**THE RECORDS:**
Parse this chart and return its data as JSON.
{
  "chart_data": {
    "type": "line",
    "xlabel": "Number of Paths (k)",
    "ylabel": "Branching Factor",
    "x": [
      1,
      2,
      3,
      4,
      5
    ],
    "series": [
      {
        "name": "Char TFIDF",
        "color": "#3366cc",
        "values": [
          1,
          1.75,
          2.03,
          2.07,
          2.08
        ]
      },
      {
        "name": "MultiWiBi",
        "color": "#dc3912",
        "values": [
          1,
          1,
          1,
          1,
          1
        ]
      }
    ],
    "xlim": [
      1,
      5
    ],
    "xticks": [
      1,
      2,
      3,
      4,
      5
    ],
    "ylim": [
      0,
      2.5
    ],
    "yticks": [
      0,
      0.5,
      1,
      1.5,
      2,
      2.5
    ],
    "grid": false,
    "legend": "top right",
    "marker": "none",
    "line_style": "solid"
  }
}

==

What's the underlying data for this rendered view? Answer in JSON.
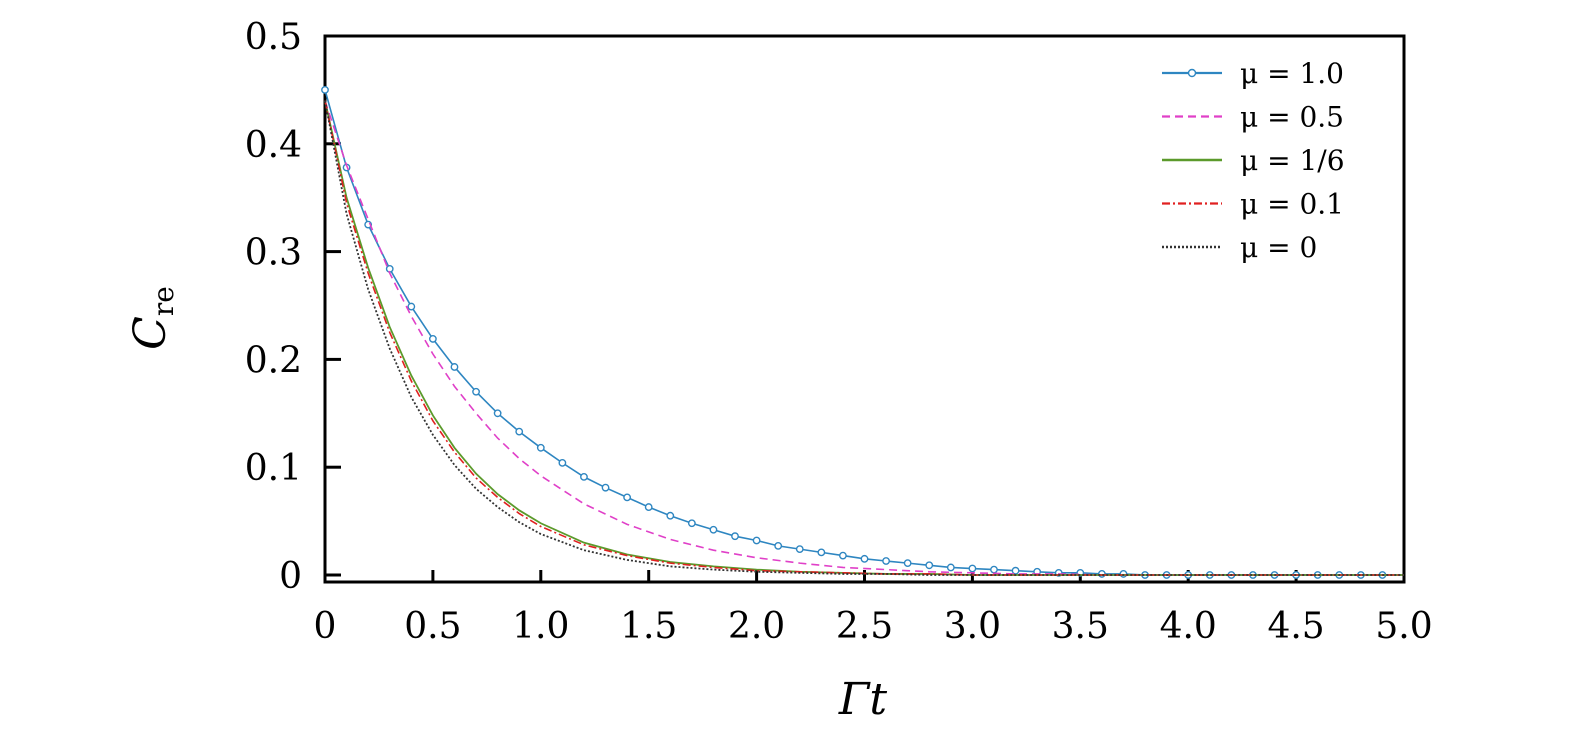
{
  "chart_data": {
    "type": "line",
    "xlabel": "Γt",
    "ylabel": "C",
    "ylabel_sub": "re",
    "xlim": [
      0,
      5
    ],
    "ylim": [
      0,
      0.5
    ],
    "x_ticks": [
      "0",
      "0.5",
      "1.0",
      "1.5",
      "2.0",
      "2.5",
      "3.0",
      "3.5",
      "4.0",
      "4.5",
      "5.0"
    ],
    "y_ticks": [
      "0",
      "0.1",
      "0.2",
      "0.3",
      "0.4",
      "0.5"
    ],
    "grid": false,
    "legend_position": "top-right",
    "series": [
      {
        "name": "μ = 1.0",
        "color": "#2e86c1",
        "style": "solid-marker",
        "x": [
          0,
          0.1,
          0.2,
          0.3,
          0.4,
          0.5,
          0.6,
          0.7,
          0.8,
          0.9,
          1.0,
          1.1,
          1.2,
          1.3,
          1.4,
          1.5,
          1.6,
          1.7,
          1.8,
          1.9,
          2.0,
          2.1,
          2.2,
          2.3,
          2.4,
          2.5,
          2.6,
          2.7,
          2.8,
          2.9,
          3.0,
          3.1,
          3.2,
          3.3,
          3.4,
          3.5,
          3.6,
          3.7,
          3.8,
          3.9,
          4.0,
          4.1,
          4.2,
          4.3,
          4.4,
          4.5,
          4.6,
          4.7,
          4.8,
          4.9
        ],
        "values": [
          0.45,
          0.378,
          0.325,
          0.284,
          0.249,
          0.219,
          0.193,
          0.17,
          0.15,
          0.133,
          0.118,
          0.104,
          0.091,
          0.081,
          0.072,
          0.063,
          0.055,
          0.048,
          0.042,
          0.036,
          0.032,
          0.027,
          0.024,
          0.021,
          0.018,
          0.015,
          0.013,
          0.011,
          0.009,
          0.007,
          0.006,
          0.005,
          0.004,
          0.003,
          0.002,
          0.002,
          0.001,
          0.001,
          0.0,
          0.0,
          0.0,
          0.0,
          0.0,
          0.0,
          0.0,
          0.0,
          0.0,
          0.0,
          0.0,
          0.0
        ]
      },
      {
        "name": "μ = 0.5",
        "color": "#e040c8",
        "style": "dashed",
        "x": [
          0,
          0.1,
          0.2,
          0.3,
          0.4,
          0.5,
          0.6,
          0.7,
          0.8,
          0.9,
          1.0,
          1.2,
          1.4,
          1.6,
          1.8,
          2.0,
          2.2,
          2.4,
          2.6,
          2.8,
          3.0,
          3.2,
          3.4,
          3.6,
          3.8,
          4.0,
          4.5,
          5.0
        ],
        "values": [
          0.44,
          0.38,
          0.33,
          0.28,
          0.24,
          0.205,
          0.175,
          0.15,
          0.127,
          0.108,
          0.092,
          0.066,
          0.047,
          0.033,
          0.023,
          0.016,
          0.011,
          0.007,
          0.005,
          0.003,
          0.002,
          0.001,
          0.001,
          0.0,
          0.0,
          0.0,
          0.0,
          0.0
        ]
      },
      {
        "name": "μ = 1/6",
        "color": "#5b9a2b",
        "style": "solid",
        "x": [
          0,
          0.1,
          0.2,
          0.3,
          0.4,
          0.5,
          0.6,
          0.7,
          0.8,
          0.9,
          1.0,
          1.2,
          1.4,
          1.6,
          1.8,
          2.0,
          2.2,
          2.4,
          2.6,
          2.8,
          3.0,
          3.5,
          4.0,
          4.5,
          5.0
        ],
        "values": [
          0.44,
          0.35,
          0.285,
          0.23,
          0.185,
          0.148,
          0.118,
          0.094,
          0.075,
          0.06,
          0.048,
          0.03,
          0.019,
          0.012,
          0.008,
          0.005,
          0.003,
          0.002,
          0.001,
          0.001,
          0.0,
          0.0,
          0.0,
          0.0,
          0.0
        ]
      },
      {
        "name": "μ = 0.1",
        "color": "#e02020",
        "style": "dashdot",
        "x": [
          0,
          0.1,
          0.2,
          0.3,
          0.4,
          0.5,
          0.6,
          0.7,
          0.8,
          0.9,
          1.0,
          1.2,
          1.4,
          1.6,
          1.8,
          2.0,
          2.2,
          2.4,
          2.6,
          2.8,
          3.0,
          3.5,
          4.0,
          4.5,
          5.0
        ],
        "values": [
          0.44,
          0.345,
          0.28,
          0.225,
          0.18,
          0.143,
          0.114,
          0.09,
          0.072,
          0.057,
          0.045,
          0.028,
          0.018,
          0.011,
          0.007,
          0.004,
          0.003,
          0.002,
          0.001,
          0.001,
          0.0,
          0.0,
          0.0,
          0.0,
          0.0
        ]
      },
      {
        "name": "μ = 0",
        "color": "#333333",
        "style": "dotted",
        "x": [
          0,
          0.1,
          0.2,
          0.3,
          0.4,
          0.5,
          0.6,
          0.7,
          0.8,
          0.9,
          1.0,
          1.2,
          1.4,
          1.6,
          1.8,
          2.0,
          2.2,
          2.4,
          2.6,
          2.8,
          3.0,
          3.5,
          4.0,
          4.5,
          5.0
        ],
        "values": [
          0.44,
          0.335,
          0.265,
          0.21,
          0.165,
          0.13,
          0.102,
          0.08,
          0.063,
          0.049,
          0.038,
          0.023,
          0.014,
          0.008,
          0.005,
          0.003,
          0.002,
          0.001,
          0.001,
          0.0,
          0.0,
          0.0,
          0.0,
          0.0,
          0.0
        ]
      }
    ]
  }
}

* * *

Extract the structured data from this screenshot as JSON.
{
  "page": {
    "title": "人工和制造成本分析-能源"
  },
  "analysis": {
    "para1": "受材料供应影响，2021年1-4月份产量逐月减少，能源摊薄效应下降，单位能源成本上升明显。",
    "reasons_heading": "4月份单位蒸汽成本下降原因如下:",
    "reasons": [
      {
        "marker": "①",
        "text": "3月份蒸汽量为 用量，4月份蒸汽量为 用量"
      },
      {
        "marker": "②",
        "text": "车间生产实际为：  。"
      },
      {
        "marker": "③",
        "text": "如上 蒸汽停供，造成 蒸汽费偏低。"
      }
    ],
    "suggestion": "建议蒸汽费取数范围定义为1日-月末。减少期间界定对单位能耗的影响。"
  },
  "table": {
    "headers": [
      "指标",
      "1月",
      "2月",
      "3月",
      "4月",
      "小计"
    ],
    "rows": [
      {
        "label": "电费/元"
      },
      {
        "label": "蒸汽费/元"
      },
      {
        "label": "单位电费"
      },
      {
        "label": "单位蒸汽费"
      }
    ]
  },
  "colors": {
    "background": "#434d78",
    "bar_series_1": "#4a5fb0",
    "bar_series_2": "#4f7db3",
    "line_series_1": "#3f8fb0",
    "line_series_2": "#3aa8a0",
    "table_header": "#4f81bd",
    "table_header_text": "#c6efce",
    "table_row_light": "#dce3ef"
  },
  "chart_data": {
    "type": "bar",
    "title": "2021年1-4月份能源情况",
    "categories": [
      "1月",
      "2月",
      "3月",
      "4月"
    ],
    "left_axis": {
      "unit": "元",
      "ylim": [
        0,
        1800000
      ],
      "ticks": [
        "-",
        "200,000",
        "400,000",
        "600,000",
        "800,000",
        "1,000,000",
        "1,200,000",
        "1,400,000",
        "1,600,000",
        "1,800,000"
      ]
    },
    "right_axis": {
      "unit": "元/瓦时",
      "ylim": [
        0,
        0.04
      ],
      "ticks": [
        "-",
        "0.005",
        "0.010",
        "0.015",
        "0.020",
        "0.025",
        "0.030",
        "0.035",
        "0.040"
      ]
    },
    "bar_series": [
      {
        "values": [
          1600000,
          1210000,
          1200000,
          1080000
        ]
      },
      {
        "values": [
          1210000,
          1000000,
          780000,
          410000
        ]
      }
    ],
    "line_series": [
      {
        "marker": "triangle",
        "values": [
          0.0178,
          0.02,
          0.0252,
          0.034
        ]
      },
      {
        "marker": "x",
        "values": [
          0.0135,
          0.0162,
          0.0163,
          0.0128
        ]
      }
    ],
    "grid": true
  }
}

**TASK GOAL:** Ascertain the number of lines in the entries that include the word "marker", and report only that number.

**RESPONSE:** 7